STATED EXERCISE. Read the records below. Copy each line where the string "Disco" occurs.

-- WORKING DATA start --

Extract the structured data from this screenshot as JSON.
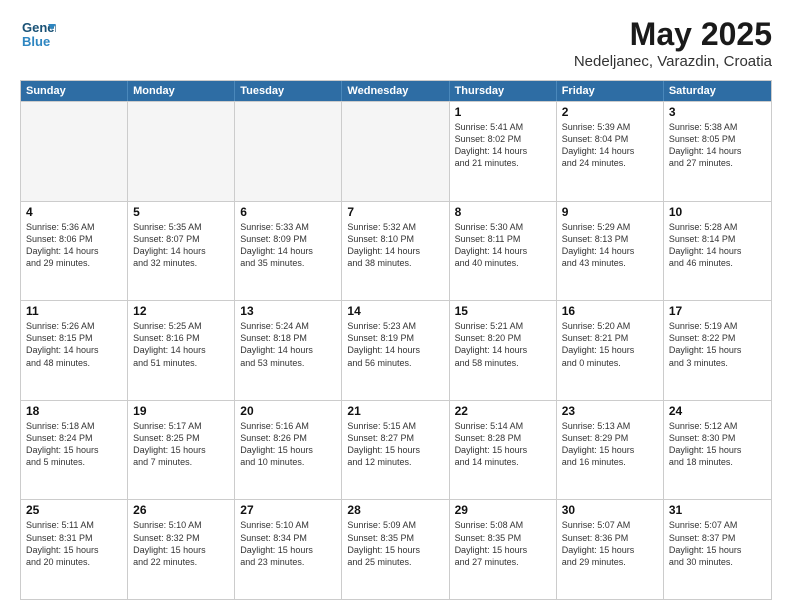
{
  "header": {
    "logo_line1": "General",
    "logo_line2": "Blue",
    "title": "May 2025",
    "subtitle": "Nedeljanec, Varazdin, Croatia"
  },
  "weekdays": [
    "Sunday",
    "Monday",
    "Tuesday",
    "Wednesday",
    "Thursday",
    "Friday",
    "Saturday"
  ],
  "rows": [
    [
      {
        "day": "",
        "empty": true,
        "info": ""
      },
      {
        "day": "",
        "empty": true,
        "info": ""
      },
      {
        "day": "",
        "empty": true,
        "info": ""
      },
      {
        "day": "",
        "empty": true,
        "info": ""
      },
      {
        "day": "1",
        "empty": false,
        "info": "Sunrise: 5:41 AM\nSunset: 8:02 PM\nDaylight: 14 hours\nand 21 minutes."
      },
      {
        "day": "2",
        "empty": false,
        "info": "Sunrise: 5:39 AM\nSunset: 8:04 PM\nDaylight: 14 hours\nand 24 minutes."
      },
      {
        "day": "3",
        "empty": false,
        "info": "Sunrise: 5:38 AM\nSunset: 8:05 PM\nDaylight: 14 hours\nand 27 minutes."
      }
    ],
    [
      {
        "day": "4",
        "empty": false,
        "info": "Sunrise: 5:36 AM\nSunset: 8:06 PM\nDaylight: 14 hours\nand 29 minutes."
      },
      {
        "day": "5",
        "empty": false,
        "info": "Sunrise: 5:35 AM\nSunset: 8:07 PM\nDaylight: 14 hours\nand 32 minutes."
      },
      {
        "day": "6",
        "empty": false,
        "info": "Sunrise: 5:33 AM\nSunset: 8:09 PM\nDaylight: 14 hours\nand 35 minutes."
      },
      {
        "day": "7",
        "empty": false,
        "info": "Sunrise: 5:32 AM\nSunset: 8:10 PM\nDaylight: 14 hours\nand 38 minutes."
      },
      {
        "day": "8",
        "empty": false,
        "info": "Sunrise: 5:30 AM\nSunset: 8:11 PM\nDaylight: 14 hours\nand 40 minutes."
      },
      {
        "day": "9",
        "empty": false,
        "info": "Sunrise: 5:29 AM\nSunset: 8:13 PM\nDaylight: 14 hours\nand 43 minutes."
      },
      {
        "day": "10",
        "empty": false,
        "info": "Sunrise: 5:28 AM\nSunset: 8:14 PM\nDaylight: 14 hours\nand 46 minutes."
      }
    ],
    [
      {
        "day": "11",
        "empty": false,
        "info": "Sunrise: 5:26 AM\nSunset: 8:15 PM\nDaylight: 14 hours\nand 48 minutes."
      },
      {
        "day": "12",
        "empty": false,
        "info": "Sunrise: 5:25 AM\nSunset: 8:16 PM\nDaylight: 14 hours\nand 51 minutes."
      },
      {
        "day": "13",
        "empty": false,
        "info": "Sunrise: 5:24 AM\nSunset: 8:18 PM\nDaylight: 14 hours\nand 53 minutes."
      },
      {
        "day": "14",
        "empty": false,
        "info": "Sunrise: 5:23 AM\nSunset: 8:19 PM\nDaylight: 14 hours\nand 56 minutes."
      },
      {
        "day": "15",
        "empty": false,
        "info": "Sunrise: 5:21 AM\nSunset: 8:20 PM\nDaylight: 14 hours\nand 58 minutes."
      },
      {
        "day": "16",
        "empty": false,
        "info": "Sunrise: 5:20 AM\nSunset: 8:21 PM\nDaylight: 15 hours\nand 0 minutes."
      },
      {
        "day": "17",
        "empty": false,
        "info": "Sunrise: 5:19 AM\nSunset: 8:22 PM\nDaylight: 15 hours\nand 3 minutes."
      }
    ],
    [
      {
        "day": "18",
        "empty": false,
        "info": "Sunrise: 5:18 AM\nSunset: 8:24 PM\nDaylight: 15 hours\nand 5 minutes."
      },
      {
        "day": "19",
        "empty": false,
        "info": "Sunrise: 5:17 AM\nSunset: 8:25 PM\nDaylight: 15 hours\nand 7 minutes."
      },
      {
        "day": "20",
        "empty": false,
        "info": "Sunrise: 5:16 AM\nSunset: 8:26 PM\nDaylight: 15 hours\nand 10 minutes."
      },
      {
        "day": "21",
        "empty": false,
        "info": "Sunrise: 5:15 AM\nSunset: 8:27 PM\nDaylight: 15 hours\nand 12 minutes."
      },
      {
        "day": "22",
        "empty": false,
        "info": "Sunrise: 5:14 AM\nSunset: 8:28 PM\nDaylight: 15 hours\nand 14 minutes."
      },
      {
        "day": "23",
        "empty": false,
        "info": "Sunrise: 5:13 AM\nSunset: 8:29 PM\nDaylight: 15 hours\nand 16 minutes."
      },
      {
        "day": "24",
        "empty": false,
        "info": "Sunrise: 5:12 AM\nSunset: 8:30 PM\nDaylight: 15 hours\nand 18 minutes."
      }
    ],
    [
      {
        "day": "25",
        "empty": false,
        "info": "Sunrise: 5:11 AM\nSunset: 8:31 PM\nDaylight: 15 hours\nand 20 minutes."
      },
      {
        "day": "26",
        "empty": false,
        "info": "Sunrise: 5:10 AM\nSunset: 8:32 PM\nDaylight: 15 hours\nand 22 minutes."
      },
      {
        "day": "27",
        "empty": false,
        "info": "Sunrise: 5:10 AM\nSunset: 8:34 PM\nDaylight: 15 hours\nand 23 minutes."
      },
      {
        "day": "28",
        "empty": false,
        "info": "Sunrise: 5:09 AM\nSunset: 8:35 PM\nDaylight: 15 hours\nand 25 minutes."
      },
      {
        "day": "29",
        "empty": false,
        "info": "Sunrise: 5:08 AM\nSunset: 8:35 PM\nDaylight: 15 hours\nand 27 minutes."
      },
      {
        "day": "30",
        "empty": false,
        "info": "Sunrise: 5:07 AM\nSunset: 8:36 PM\nDaylight: 15 hours\nand 29 minutes."
      },
      {
        "day": "31",
        "empty": false,
        "info": "Sunrise: 5:07 AM\nSunset: 8:37 PM\nDaylight: 15 hours\nand 30 minutes."
      }
    ]
  ]
}
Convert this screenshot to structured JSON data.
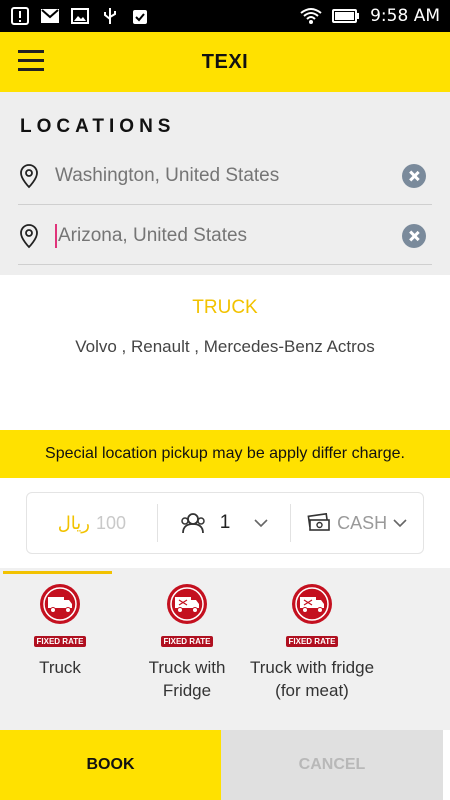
{
  "status_bar": {
    "time": "9:58 AM"
  },
  "app": {
    "title": "TEXI"
  },
  "locations": {
    "heading": "LOCATIONS",
    "pickup": {
      "value": "Washington, United States"
    },
    "dropoff": {
      "value": "Arizona, United States"
    }
  },
  "vehicle": {
    "type": "TRUCK",
    "brands": "Volvo , Renault , Mercedes-Benz Actros"
  },
  "notice": "Special location pickup may be apply differ charge.",
  "options": {
    "price_currency": "ريال",
    "price_value": "100",
    "passengers": "1",
    "payment": "CASH"
  },
  "tabs": [
    {
      "label": "Truck",
      "badge": "FIXED RATE"
    },
    {
      "label": "Truck with Fridge",
      "badge": "FIXED RATE"
    },
    {
      "label": "Truck with fridge (for meat)",
      "badge": "FIXED RATE"
    }
  ],
  "actions": {
    "book": "BOOK",
    "cancel": "CANCEL"
  },
  "colors": {
    "accent": "#FFE100",
    "accent_text": "#F2C200",
    "icon_red": "#C4101F"
  }
}
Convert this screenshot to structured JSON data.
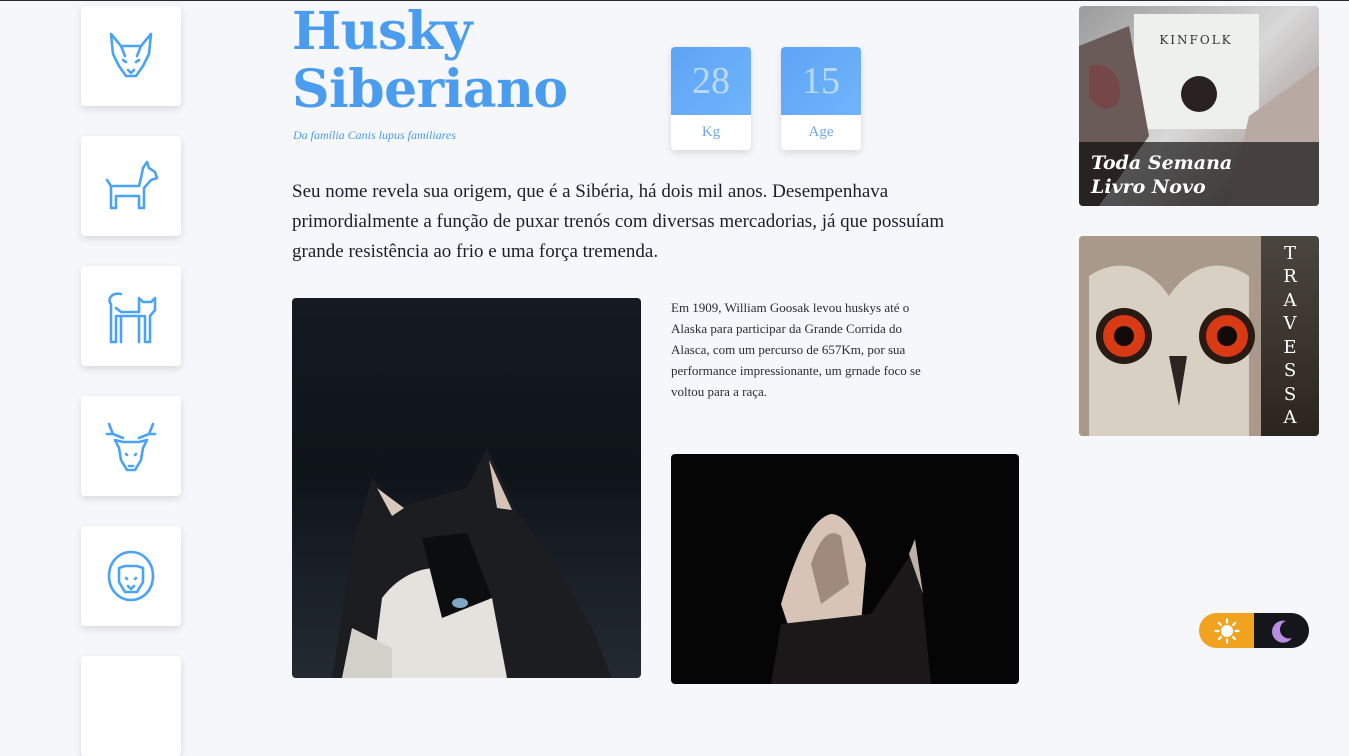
{
  "nav": {
    "items": [
      {
        "icon": "wolf-icon"
      },
      {
        "icon": "dog-icon"
      },
      {
        "icon": "cat-icon"
      },
      {
        "icon": "deer-icon"
      },
      {
        "icon": "lion-icon"
      }
    ]
  },
  "header": {
    "title_line1": "Husky",
    "title_line2": "Siberiano",
    "subtitle": "Da família Canis lupus familiares"
  },
  "stats": {
    "weight_value": "28",
    "weight_label": "Kg",
    "age_value": "15",
    "age_label": "Age"
  },
  "content": {
    "intro": "Seu nome revela sua origem, que é a Sibéria, há dois mil anos. Desempenhava primordialmente a função de puxar trenós com diversas mercadorias, já que possuíam grande resistência ao frio e uma força tremenda.",
    "history": "Em 1909, William Goosak levou huskys até o Alaska para participar da Grande Corrida do Alasca, com um percurso de 657Km, por sua performance impressionante, um grnade foco se voltou para a raça."
  },
  "ads": {
    "ad1_magazine": "KINFOLK",
    "ad1_line1": "Toda Semana",
    "ad1_line2": "Livro Novo",
    "ad2_letters": [
      "T",
      "R",
      "A",
      "V",
      "E",
      "S",
      "S",
      "A"
    ]
  },
  "theme_toggle": {
    "light_icon": "sun-icon",
    "dark_icon": "moon-icon",
    "colors": {
      "light": "#f1a21e",
      "dark": "#15151c",
      "moon": "#b98ce0"
    }
  },
  "colors": {
    "accent": "#4a9cef",
    "background": "#f6f7fb"
  }
}
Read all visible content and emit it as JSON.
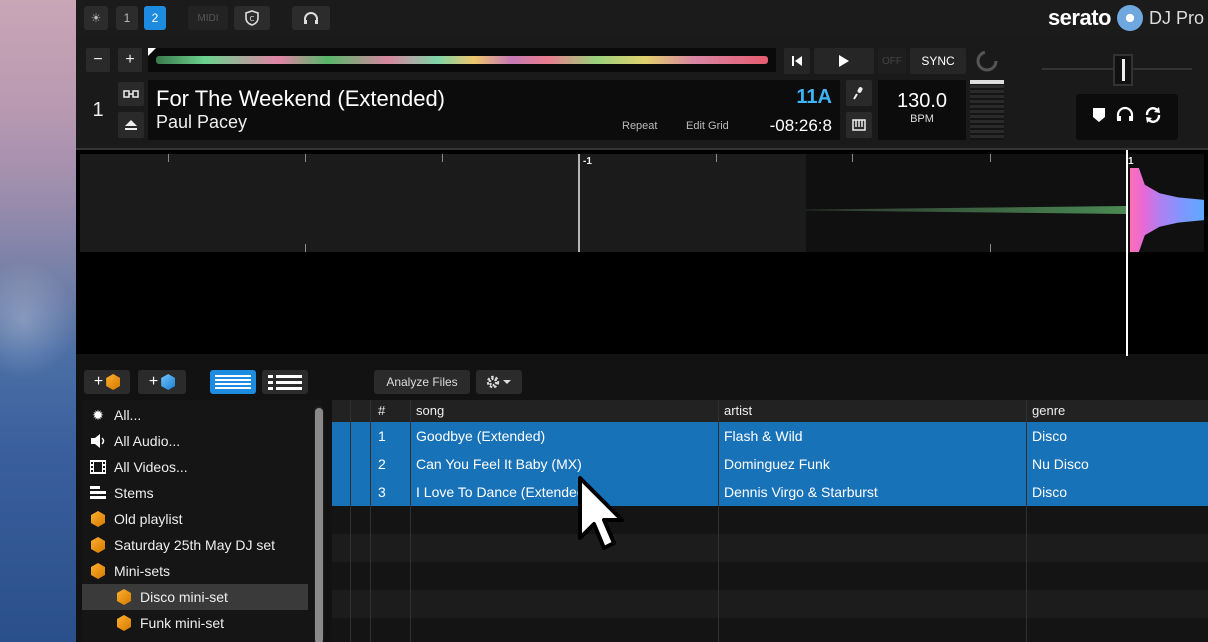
{
  "topbar": {
    "deck1_label": "1",
    "deck2_label": "2",
    "midi_label": "MIDI",
    "brand_name": "serato",
    "brand_product": "DJ Pro"
  },
  "deck": {
    "number": "1",
    "title": "For The Weekend (Extended)",
    "artist": "Paul Pacey",
    "key": "11A",
    "remaining_time": "-08:26:8",
    "repeat_label": "Repeat",
    "edit_grid_label": "Edit Grid",
    "off_label": "OFF",
    "sync_label": "SYNC",
    "bpm_value": "130.0",
    "bpm_unit": "BPM",
    "minus_label": "−",
    "plus_label": "+"
  },
  "waveform": {
    "beat_label_left": "-1",
    "beat_label_right": "1"
  },
  "library_toolbar": {
    "analyze_label": "Analyze Files"
  },
  "sidebar": {
    "items": [
      {
        "label": "All...",
        "icon": "sun-icon"
      },
      {
        "label": "All Audio...",
        "icon": "speaker-icon"
      },
      {
        "label": "All Videos...",
        "icon": "film-icon"
      },
      {
        "label": "Stems",
        "icon": "stems-icon"
      },
      {
        "label": "Old playlist",
        "icon": "crate-icon"
      },
      {
        "label": "Saturday 25th May DJ set",
        "icon": "crate-icon"
      },
      {
        "label": "Mini-sets",
        "icon": "crate-icon"
      },
      {
        "label": "Disco mini-set",
        "icon": "crate-icon"
      },
      {
        "label": "Funk mini-set",
        "icon": "crate-icon"
      }
    ]
  },
  "table": {
    "headers": {
      "num": "#",
      "song": "song",
      "artist": "artist",
      "genre": "genre"
    },
    "rows": [
      {
        "num": "1",
        "song": "Goodbye (Extended)",
        "artist": "Flash & Wild",
        "genre": "Disco"
      },
      {
        "num": "2",
        "song": "Can You Feel It Baby (MX)",
        "artist": "Dominguez Funk",
        "genre": "Nu Disco"
      },
      {
        "num": "3",
        "song": "I Love To Dance (Extended)",
        "artist": "Dennis Virgo & Starburst",
        "genre": "Disco"
      }
    ]
  },
  "colors": {
    "accent": "#1d8be0",
    "key_color": "#3fb4f7",
    "selected_row": "#1872b8"
  }
}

-- WORKING DATA end --

RESPONSE.
        "label": "Disco mini-set",
        "genre": "Disco"
        "genre": "Nu Disco"
        "genre": "Disco"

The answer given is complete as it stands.